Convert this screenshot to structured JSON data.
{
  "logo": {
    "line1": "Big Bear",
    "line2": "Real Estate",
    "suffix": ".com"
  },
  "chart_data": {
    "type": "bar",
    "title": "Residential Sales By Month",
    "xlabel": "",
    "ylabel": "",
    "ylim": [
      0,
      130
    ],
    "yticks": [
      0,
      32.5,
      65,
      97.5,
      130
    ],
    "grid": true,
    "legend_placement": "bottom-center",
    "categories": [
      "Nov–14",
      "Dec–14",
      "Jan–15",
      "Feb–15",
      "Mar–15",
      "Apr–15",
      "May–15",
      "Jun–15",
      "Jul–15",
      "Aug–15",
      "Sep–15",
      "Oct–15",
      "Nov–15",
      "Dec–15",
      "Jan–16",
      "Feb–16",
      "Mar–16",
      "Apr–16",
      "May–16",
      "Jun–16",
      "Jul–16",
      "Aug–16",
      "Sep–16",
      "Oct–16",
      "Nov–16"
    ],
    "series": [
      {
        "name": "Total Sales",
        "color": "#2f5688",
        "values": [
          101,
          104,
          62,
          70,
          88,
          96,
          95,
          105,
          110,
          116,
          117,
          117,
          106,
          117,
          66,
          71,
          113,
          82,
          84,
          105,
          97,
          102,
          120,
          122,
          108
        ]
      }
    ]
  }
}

====

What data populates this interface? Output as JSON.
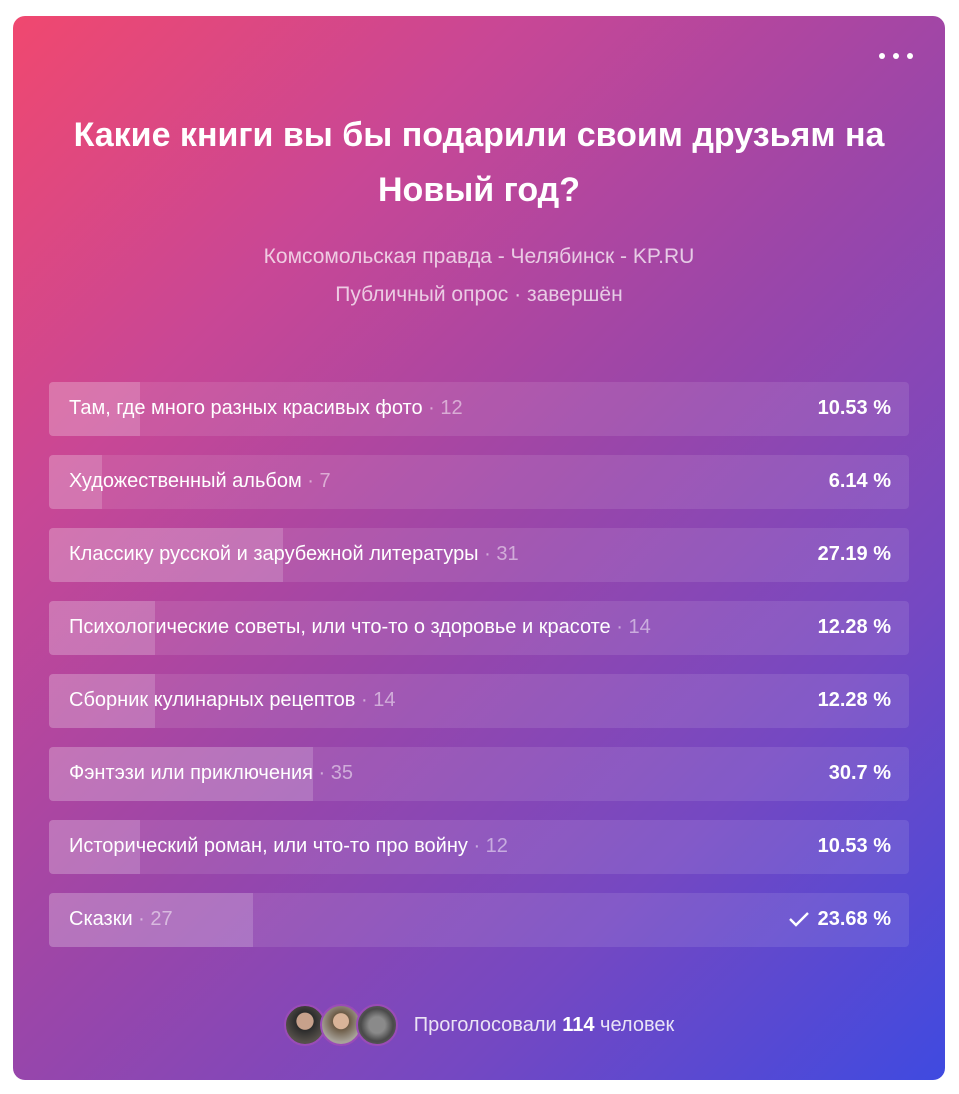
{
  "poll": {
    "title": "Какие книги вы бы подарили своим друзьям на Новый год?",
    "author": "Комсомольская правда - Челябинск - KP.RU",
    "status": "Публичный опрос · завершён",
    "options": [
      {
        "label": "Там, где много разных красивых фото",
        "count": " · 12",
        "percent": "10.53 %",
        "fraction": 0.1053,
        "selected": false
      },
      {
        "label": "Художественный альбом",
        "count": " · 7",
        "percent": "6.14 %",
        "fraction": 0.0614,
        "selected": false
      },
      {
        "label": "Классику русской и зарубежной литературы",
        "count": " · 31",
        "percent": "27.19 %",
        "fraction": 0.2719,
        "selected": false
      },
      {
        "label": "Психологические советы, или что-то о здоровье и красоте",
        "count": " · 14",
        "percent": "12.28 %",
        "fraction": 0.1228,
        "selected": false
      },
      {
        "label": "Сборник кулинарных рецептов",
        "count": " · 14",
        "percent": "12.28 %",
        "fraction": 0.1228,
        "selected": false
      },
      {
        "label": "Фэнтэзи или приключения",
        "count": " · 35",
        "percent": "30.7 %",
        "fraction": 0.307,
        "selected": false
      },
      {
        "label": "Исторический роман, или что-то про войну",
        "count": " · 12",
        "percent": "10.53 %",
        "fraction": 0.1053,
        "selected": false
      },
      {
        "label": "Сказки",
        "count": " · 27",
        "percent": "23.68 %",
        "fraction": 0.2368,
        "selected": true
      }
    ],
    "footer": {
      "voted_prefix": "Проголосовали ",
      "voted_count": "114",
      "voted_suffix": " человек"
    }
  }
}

====

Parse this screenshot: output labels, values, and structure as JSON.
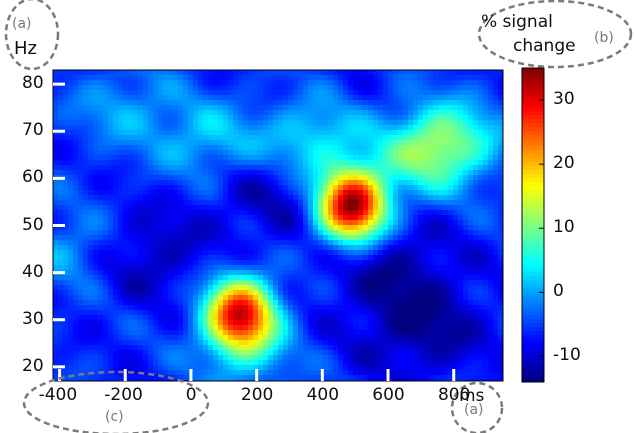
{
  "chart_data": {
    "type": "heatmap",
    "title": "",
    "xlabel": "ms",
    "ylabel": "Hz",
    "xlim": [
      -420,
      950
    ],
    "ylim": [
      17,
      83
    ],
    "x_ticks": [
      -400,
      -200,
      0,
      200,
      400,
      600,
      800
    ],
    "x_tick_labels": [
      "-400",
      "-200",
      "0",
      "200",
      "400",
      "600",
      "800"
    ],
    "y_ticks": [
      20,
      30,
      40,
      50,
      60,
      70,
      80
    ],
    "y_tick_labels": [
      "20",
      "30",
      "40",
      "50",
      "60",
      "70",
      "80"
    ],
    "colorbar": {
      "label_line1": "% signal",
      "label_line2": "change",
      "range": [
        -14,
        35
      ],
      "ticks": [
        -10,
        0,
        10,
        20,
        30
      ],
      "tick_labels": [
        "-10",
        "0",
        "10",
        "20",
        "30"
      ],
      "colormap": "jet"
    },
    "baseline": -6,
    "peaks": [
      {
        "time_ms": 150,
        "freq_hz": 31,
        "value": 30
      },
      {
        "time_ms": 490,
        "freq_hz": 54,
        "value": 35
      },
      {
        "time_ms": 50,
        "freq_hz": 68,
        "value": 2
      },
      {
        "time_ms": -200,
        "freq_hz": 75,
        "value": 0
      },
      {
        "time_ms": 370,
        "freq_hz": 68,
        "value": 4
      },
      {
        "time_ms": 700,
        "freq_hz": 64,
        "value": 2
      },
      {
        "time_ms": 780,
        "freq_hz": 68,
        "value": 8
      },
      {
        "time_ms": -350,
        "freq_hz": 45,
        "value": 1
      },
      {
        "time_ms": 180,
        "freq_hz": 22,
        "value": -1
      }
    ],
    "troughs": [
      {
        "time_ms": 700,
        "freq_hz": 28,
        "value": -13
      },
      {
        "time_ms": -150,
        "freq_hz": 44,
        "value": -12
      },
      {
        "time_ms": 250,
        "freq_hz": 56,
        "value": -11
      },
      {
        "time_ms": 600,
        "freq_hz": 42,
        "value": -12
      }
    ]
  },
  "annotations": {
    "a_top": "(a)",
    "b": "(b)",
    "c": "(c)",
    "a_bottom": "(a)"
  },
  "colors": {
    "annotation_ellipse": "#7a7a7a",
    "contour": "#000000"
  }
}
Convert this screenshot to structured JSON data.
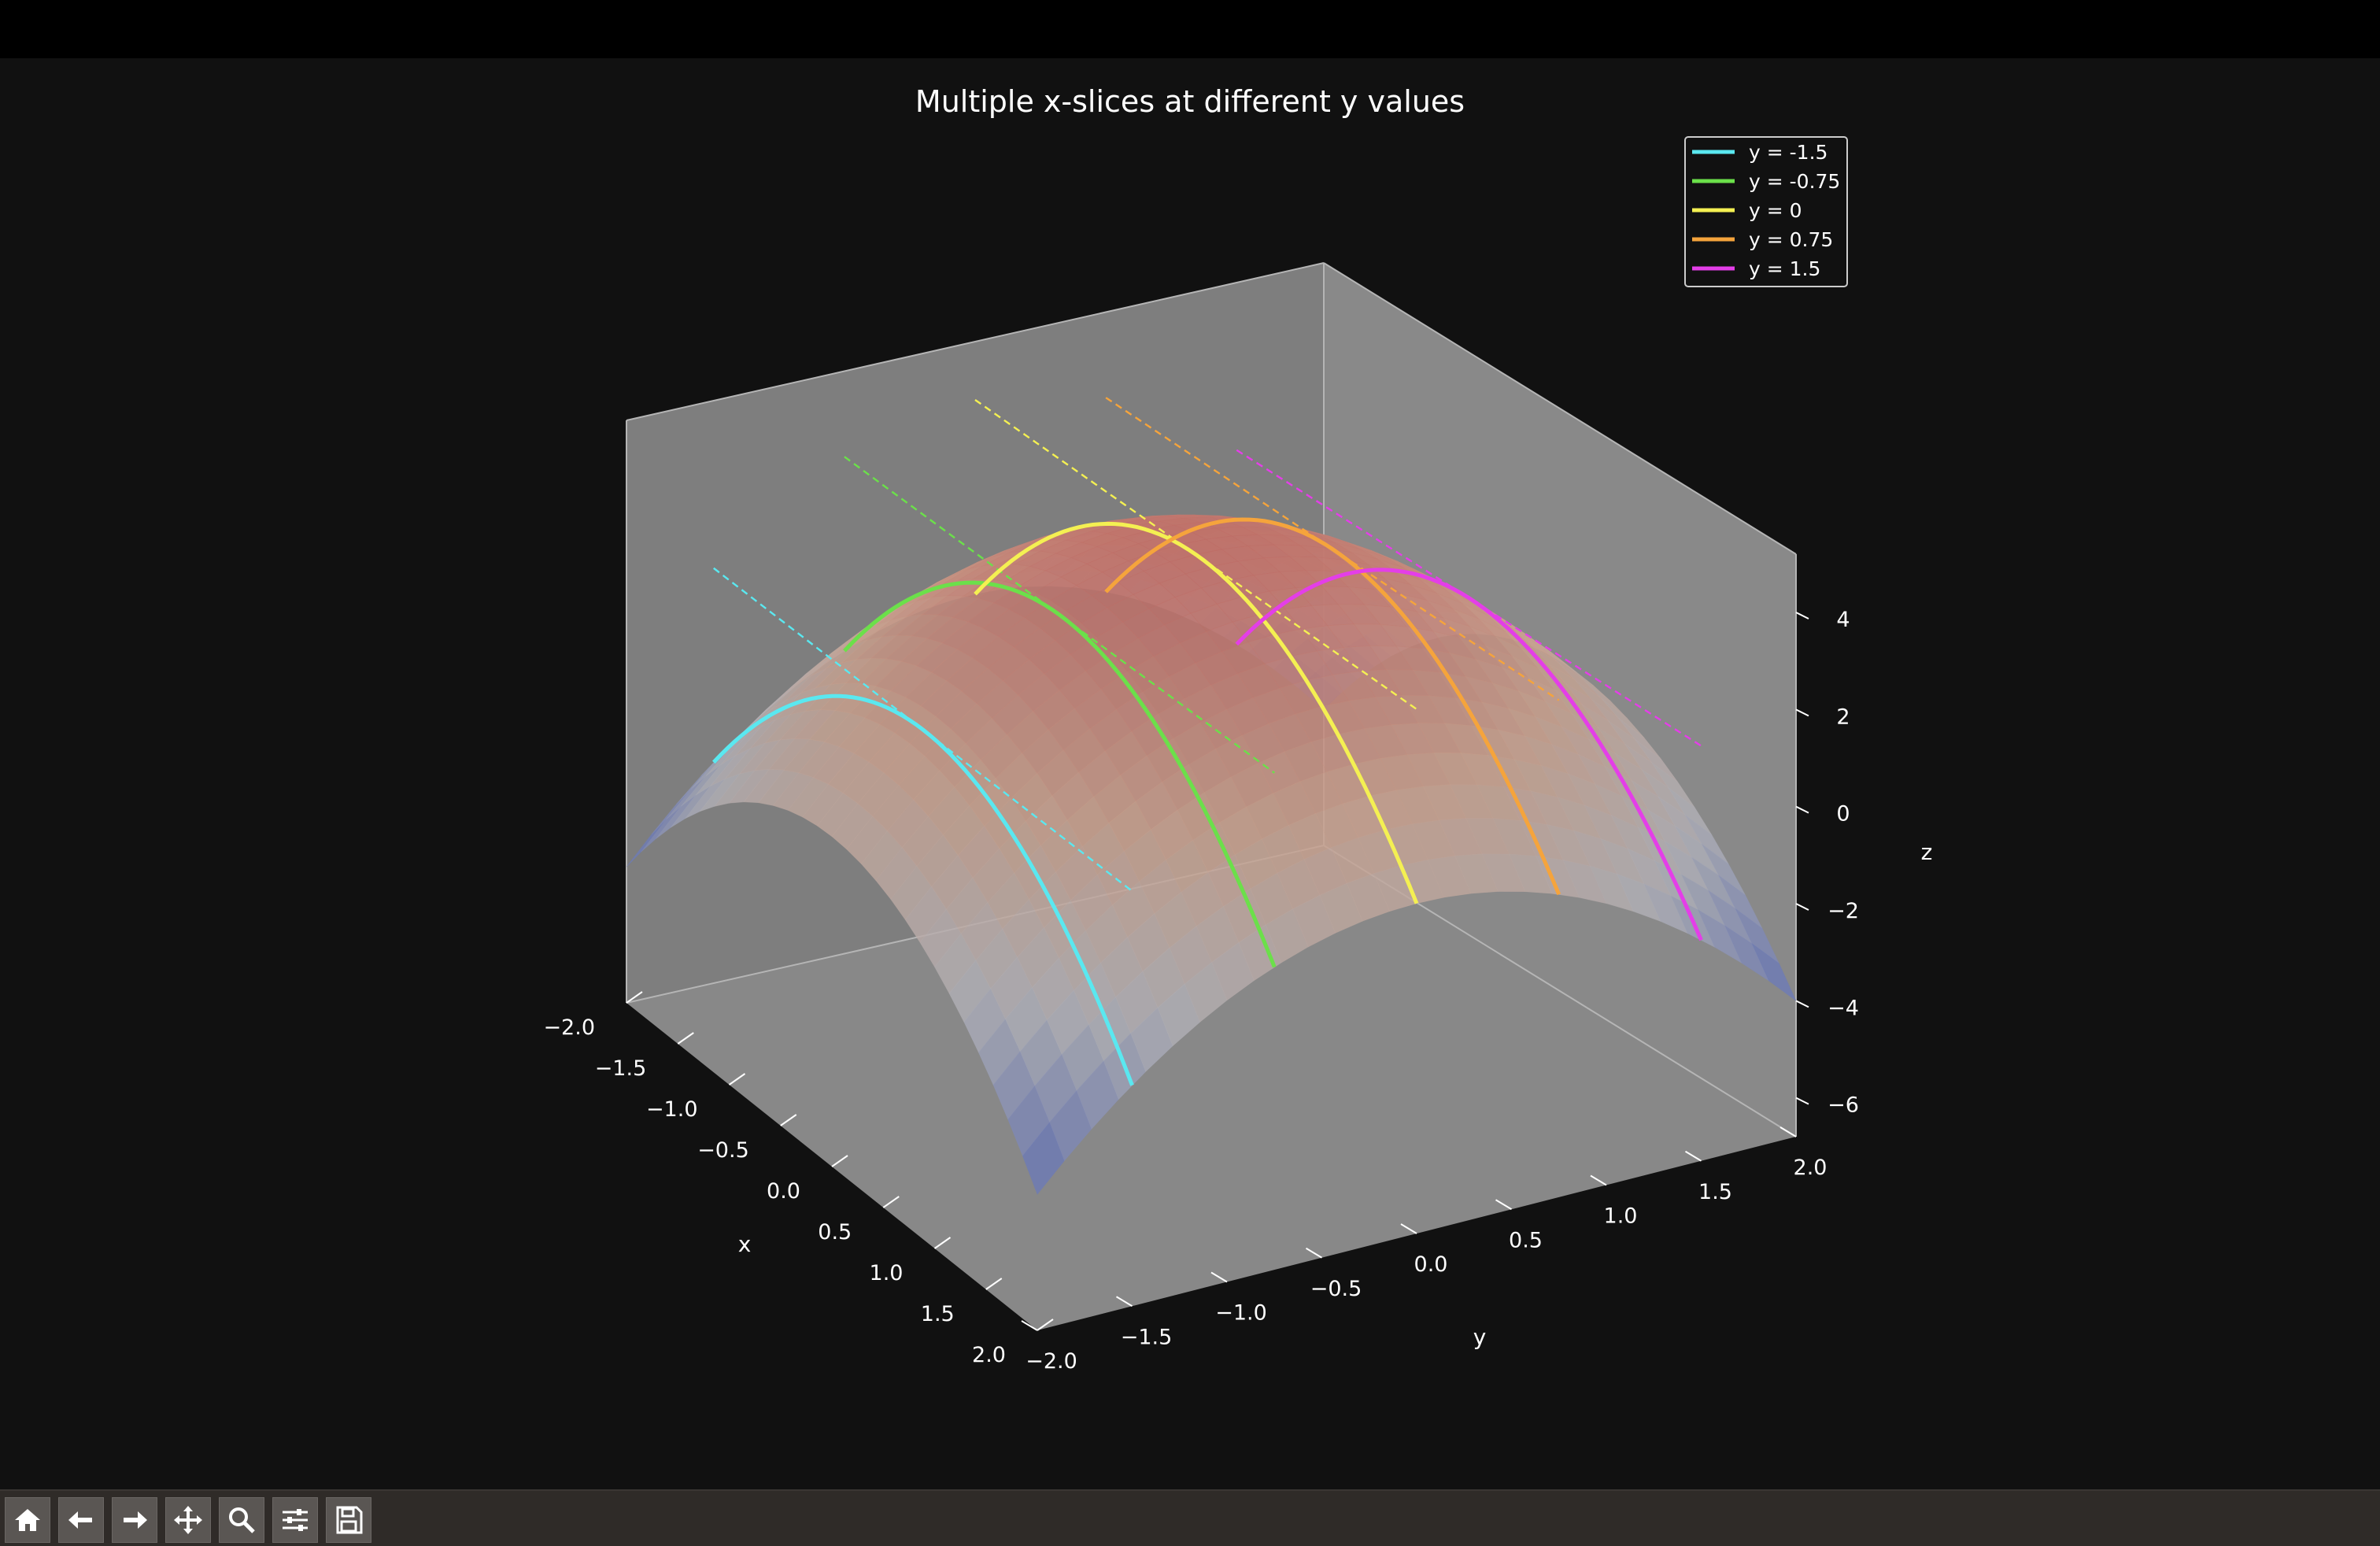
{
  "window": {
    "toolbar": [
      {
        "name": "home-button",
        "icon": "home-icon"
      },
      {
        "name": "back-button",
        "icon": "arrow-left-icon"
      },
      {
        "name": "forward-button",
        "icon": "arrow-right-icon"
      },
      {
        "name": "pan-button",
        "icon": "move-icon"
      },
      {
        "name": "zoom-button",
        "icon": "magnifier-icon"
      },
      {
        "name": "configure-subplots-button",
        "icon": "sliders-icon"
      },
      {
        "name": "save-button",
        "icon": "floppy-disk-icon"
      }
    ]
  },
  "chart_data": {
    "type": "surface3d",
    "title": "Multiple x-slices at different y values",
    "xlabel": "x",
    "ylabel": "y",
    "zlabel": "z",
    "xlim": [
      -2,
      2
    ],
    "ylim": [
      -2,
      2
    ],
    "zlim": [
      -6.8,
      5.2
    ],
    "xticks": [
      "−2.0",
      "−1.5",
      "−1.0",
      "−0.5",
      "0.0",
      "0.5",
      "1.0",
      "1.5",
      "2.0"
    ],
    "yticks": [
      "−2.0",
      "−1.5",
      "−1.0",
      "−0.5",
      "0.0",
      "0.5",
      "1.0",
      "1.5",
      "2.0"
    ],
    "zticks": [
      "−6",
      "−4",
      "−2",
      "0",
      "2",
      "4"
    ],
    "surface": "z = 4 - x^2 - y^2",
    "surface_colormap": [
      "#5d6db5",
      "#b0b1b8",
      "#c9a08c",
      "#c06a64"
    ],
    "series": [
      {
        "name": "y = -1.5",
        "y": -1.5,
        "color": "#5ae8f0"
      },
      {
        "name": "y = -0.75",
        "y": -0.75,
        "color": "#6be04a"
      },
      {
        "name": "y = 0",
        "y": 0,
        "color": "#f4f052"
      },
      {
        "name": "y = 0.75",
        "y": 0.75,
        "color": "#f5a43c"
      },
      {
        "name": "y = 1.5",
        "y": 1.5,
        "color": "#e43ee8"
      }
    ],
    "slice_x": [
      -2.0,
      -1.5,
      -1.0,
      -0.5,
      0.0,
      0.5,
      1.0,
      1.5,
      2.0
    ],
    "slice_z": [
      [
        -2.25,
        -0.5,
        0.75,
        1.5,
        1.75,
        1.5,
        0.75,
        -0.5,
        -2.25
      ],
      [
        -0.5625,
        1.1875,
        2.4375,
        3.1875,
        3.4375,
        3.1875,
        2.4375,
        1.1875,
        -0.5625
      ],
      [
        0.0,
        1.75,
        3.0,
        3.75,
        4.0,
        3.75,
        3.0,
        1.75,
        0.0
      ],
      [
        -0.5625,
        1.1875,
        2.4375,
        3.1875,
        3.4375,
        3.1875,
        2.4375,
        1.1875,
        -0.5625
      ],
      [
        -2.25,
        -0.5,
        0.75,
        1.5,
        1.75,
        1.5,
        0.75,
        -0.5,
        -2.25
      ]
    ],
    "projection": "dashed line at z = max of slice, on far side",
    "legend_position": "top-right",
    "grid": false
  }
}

====

Search the listing for the word "fraction" and return each line that holds it.

        "fraction": 0.1053,
        "fraction": 0.0614,
        "fraction": 0.2719,
        "fraction": 0.1228,
        "fraction": 0.1228,
        "fraction": 0.307,
        "fraction": 0.1053,
        "fraction": 0.2368,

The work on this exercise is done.